# Exercise
Quote all lines below exactly. Images stay out.

Extracted data entries
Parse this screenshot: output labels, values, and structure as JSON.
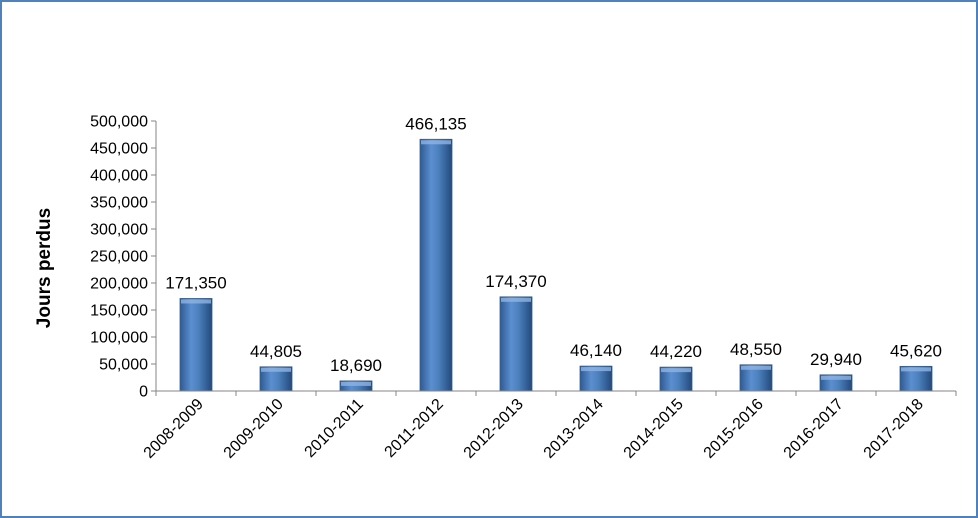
{
  "chart_data": {
    "type": "bar",
    "title": "",
    "xlabel": "",
    "ylabel": "Jours perdus",
    "categories": [
      "2008-2009",
      "2009-2010",
      "2010-2011",
      "2011-2012",
      "2012-2013",
      "2013-2014",
      "2014-2015",
      "2015-2016",
      "2016-2017",
      "2017-2018"
    ],
    "values": [
      171350,
      44805,
      18690,
      466135,
      174370,
      46140,
      44220,
      48550,
      29940,
      45620
    ],
    "data_labels": [
      "171,350",
      "44,805",
      "18,690",
      "466,135",
      "174,370",
      "46,140",
      "44,220",
      "48,550",
      "29,940",
      "45,620"
    ],
    "ylim": [
      0,
      500000
    ],
    "yticks": [
      "0",
      "50,000",
      "100,000",
      "150,000",
      "200,000",
      "250,000",
      "300,000",
      "350,000",
      "400,000",
      "450,000",
      "500,000"
    ],
    "bar_color": "#4a7ebb",
    "grid": false,
    "legend": "none"
  }
}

# Answer to this task
Parse this screenshot: output labels, values, and structure as JSON.
{
  "chart_data": {
    "type": "bar",
    "title": "",
    "xlabel": "",
    "ylabel": "Jours perdus",
    "categories": [
      "2008-2009",
      "2009-2010",
      "2010-2011",
      "2011-2012",
      "2012-2013",
      "2013-2014",
      "2014-2015",
      "2015-2016",
      "2016-2017",
      "2017-2018"
    ],
    "values": [
      171350,
      44805,
      18690,
      466135,
      174370,
      46140,
      44220,
      48550,
      29940,
      45620
    ],
    "data_labels": [
      "171,350",
      "44,805",
      "18,690",
      "466,135",
      "174,370",
      "46,140",
      "44,220",
      "48,550",
      "29,940",
      "45,620"
    ],
    "ylim": [
      0,
      500000
    ],
    "yticks": [
      "0",
      "50,000",
      "100,000",
      "150,000",
      "200,000",
      "250,000",
      "300,000",
      "350,000",
      "400,000",
      "450,000",
      "500,000"
    ],
    "bar_color": "#4a7ebb",
    "grid": false,
    "legend": "none"
  }
}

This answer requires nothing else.